Stated problem – State how many lines of the data below contain the string "clause". Reply with the number alone.

Records shown –
## Start
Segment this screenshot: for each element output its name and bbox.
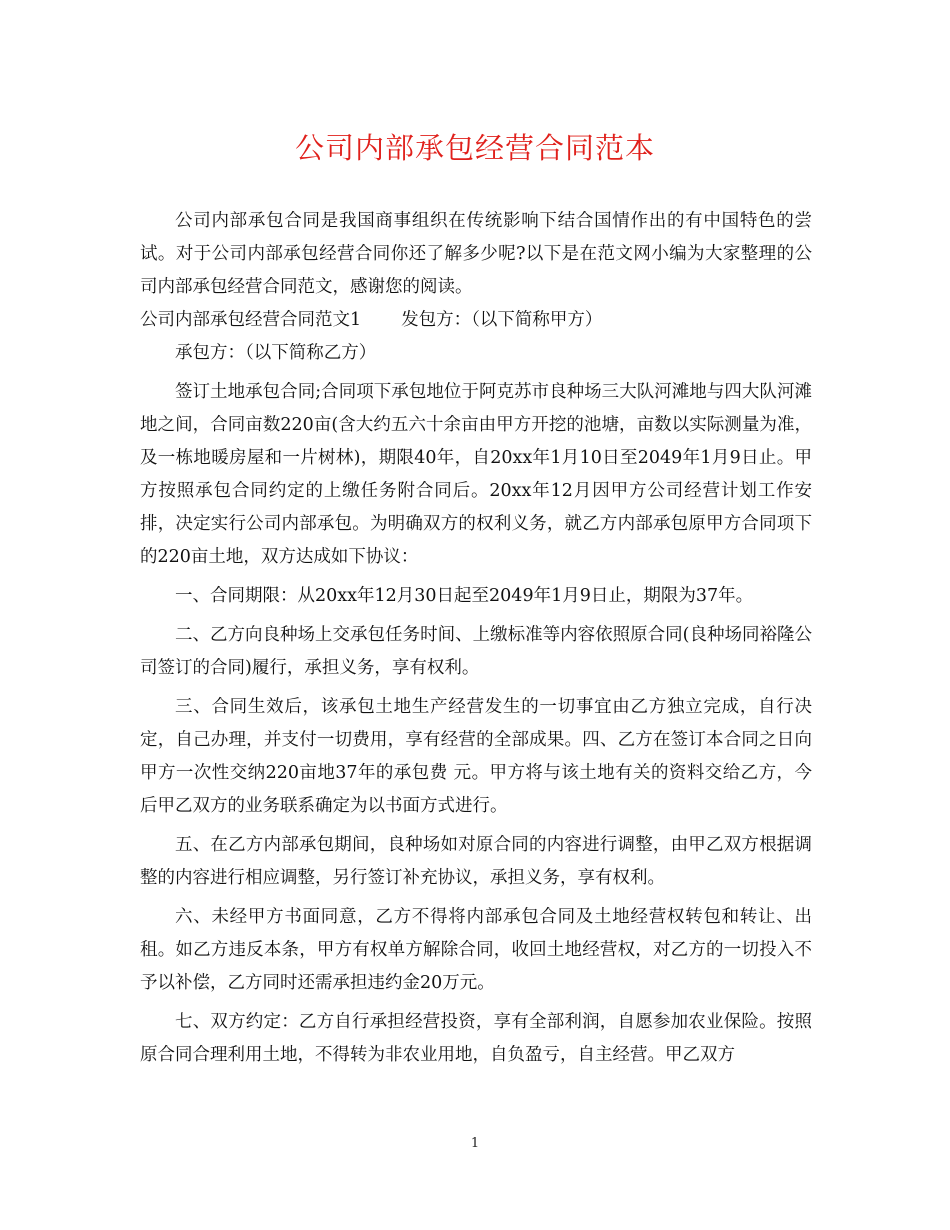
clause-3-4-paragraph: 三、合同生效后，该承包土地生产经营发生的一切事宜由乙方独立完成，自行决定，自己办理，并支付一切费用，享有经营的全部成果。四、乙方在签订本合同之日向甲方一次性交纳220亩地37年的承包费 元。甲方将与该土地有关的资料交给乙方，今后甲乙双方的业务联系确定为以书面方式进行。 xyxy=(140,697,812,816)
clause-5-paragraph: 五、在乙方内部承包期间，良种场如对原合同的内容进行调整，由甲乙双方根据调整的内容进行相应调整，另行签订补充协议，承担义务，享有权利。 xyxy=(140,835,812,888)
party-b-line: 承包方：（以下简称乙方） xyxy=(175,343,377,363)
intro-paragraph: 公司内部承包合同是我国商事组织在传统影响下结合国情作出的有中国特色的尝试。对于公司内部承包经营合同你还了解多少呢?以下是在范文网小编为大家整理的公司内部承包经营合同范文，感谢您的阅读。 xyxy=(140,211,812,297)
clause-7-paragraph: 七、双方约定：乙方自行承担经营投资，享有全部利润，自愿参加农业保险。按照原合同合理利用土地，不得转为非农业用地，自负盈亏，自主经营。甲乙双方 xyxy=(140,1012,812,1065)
## End
The solution – 3